#### Task instructions:
Continue the vignette on enrichment analysis of molecular QTL from the point where it stops.

#### Extract to read:

Enrichment analysis of molecular QTL in genetic variants associated with complex traits
Ru Feng
2026-03-01
Source:vignettes/xqtl_enrichment.Rmd
xqtl_enrichment.RmdThis vignette demonstrates the enrichment analysis part of the
pecotmr package, which largely follows from
fastENLOC (https://github.com/xqwen/fastenloc) but uses
susieR fitted objects as input to estimate priors for use
with the coloc package (coloc v5, aka SuSiE-coloc). The
main differences are: 1) now enrichment is based on all QTL variants
whether or not they are inside signal clusters; 2) Causal QTL are
sampled from SuSiE single effects, not signal clusters; 3) Allow a
variant to be QTL for not only multiple conditions (eg cell types) but
also multiple regions (eg genes).
The example uses de-identified data shipped with the package. All sample names, variant positions, and identifiers are synthetic.
Set up environment and Load data
Load the pecotmr package for this enrichment
analysis.
Load fine-mapping results from the package example data and write
them to temporary RDS files, since xqtl_enrichment_wrapper
expects file paths.
Input data requirements
GWAS data requirements
In the GWAS data, the file is stored as a list, with the fine mapping results already stored under the first layer.
names(gwas[[1]])## [1] "alpha" "pip" "V" "sets"
Posterior inclusion probabilities of GWAS data:
plot(gwas[[1]]$pip, ylab = "PIP", xlab = "Variant index", main = "GWAS PIPs", pch = 16, cex = 0.6)
QTL data requirements
In the QTL data, the file is stored as a list and is more
complicated. The first layer is named as the molecular trait region ID,
followed by different contexts as the second layer. The variant names
and fine mapping results can be found under these contexts
(variant_names and susie_result_trimmed).
names(qtl)## [1] "region_1"
names(qtl[["region_1"]])## [1] "context_1"
names(qtl[["region_1"]][["context_1"]])## [1] "susie_result_trimmed" "variant_names"
names(qtl[["region_1"]][["context_1"]][["susie_result_trimmed"]])## [1] "alpha" "pip" "V" "sets"

#### Excerpted data:
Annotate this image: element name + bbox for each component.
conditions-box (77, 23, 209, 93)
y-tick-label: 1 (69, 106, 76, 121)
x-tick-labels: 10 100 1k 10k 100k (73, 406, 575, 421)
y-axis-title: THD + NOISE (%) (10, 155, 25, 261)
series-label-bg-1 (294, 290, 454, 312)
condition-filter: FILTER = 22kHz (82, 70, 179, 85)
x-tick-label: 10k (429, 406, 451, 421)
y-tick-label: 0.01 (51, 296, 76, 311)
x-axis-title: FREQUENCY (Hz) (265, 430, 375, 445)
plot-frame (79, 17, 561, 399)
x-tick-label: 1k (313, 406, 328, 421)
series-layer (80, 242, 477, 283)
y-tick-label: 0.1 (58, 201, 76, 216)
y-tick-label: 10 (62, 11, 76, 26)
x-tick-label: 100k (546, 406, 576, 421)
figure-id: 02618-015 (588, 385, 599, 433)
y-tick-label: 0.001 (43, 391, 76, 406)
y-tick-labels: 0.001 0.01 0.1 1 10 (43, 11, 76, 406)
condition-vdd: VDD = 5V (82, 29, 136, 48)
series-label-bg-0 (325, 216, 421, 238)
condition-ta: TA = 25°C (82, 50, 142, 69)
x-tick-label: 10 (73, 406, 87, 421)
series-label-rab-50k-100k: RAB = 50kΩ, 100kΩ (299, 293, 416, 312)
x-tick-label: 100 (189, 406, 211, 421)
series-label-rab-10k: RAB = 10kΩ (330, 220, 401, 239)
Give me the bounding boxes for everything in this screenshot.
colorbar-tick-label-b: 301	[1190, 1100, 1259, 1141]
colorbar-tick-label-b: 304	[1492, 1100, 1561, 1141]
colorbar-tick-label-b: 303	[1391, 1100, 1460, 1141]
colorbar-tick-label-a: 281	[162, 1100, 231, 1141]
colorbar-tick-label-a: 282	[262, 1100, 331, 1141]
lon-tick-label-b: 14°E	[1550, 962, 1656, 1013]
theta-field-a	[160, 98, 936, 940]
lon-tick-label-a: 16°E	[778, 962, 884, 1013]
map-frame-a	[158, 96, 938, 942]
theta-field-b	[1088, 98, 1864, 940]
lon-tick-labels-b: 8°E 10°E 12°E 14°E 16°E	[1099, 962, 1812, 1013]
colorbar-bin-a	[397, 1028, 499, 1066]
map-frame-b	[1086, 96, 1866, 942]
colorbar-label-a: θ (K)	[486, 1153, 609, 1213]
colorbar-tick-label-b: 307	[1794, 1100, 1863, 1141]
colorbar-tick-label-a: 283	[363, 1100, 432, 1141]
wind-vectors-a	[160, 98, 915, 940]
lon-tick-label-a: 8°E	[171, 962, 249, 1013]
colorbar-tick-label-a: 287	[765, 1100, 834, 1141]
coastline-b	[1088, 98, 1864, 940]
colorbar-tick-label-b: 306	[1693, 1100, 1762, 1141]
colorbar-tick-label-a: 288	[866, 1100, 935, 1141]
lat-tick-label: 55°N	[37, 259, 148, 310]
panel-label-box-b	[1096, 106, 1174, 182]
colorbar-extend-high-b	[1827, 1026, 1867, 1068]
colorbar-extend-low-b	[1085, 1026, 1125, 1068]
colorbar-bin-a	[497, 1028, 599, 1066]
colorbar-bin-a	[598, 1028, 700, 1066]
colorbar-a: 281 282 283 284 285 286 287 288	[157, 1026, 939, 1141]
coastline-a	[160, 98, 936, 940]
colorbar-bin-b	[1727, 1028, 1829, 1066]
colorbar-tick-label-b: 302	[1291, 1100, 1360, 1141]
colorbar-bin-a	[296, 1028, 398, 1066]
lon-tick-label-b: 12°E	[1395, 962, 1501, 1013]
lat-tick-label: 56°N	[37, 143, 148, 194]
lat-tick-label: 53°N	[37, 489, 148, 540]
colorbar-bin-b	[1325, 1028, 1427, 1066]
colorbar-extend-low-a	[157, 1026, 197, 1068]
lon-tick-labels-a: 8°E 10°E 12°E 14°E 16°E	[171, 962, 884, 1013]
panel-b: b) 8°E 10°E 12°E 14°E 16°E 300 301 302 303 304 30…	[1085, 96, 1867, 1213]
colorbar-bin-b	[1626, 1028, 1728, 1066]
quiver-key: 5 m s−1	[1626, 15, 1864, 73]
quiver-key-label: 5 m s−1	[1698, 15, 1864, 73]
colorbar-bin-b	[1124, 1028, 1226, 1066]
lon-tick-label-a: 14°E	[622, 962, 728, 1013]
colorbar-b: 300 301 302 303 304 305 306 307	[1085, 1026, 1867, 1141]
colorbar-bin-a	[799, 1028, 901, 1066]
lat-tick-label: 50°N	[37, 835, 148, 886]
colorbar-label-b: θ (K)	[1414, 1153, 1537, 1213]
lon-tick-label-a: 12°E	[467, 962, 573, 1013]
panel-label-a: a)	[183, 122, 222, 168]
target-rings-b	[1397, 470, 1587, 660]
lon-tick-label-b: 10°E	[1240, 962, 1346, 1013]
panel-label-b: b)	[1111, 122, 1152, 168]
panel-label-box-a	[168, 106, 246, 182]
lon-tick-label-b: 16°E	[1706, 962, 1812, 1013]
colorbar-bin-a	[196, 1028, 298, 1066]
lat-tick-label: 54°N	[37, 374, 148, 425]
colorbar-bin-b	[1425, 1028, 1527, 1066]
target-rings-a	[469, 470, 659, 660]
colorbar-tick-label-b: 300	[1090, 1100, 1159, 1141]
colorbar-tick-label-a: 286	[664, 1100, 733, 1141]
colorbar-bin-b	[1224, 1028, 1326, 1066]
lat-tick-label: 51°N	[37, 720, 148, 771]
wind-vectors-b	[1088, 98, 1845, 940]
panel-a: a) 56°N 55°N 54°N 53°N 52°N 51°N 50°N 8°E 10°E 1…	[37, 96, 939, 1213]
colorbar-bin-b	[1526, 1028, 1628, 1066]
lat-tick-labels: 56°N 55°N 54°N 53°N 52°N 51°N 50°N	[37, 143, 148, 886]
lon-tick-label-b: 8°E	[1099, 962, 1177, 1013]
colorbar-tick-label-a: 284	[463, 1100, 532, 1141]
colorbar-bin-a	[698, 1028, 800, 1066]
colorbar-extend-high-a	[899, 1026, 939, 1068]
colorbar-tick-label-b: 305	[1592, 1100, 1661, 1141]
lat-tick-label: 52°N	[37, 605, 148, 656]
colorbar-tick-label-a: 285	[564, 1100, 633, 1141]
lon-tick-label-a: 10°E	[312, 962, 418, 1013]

#### Reply to the exercise:
Posterior inclusion probabilities of QTL data:
plot(qtl[["region_1"]][["context_1"]][["susie_result_trimmed"]]$pip,
ylab = "PIP", xlab = "Variant index", main = "QTL PIPs", pch = 16, cex = 0.6)
Perform enrichment analysis
The input for xqtl_enrichment_wrapper requires the paths
for GWAS and QTL fine mapping data. You need to specify the list name of
SuSiE results in each dataset as xqtl_finemapping_obj and
the list name of variant names as xqtl_varname_obj. For
example, if SuSiE results for QTL data are under
qtl[["region_1"]][["context_1"]][["susie_result_trimmed"]],
then xqtl_finemapping_obj would be
c("context_1", "susie_result_trimmed"), and
xqtl_varname_obj would be
c("context_1", "variant_names") since the variant names are
stored directly under context_1. For GWAS data, the fine
mapping results and variant names are stored under the first layer
directly, so you do not need to specify
gwas_finemapping_obj and gwas_varname_obj.
However, if your data does not follow this structure, you may need to
specify these parameters accordingly.
enrich_res <- xqtl_enrichment_wrapper(
gwas_files = gwas_path, xqtl_files = qtl_path,
xqtl_finemapping_obj = c("context_1", "susie_result_trimmed"),
xqtl_varname_obj = c("context_1", "variant_names")
)## Warning in compute_qtl_enrichment(gwas_pip = dat$gwas_pip, susie_qtl_regions =
## dat$xqtl_data, : num_gwas is not provided. Estimating pi_gwas from the data.
## Note that this estimate may be biased if the input gwas_pip does not contain
## genome-wide variants.
## Estimated pi_gwas: 0.00141
## Warning in compute_qtl_enrichment(gwas_pip = dat$gwas_pip, susie_qtl_regions =
## dat$xqtl_data, : pi_qtl is not provided. Estimating pi_qtl from the data. Note
## that this estimate may be biased if either 1) the input susie_qtl_regions does
## not have enough data, or 2) the single effects only include variables inside of
## credible sets or signal clusters.
## Estimated pi_qtl: 0.00071
## Fine-mapped GWAS and QTL data loaded successfully for enrichment analysis!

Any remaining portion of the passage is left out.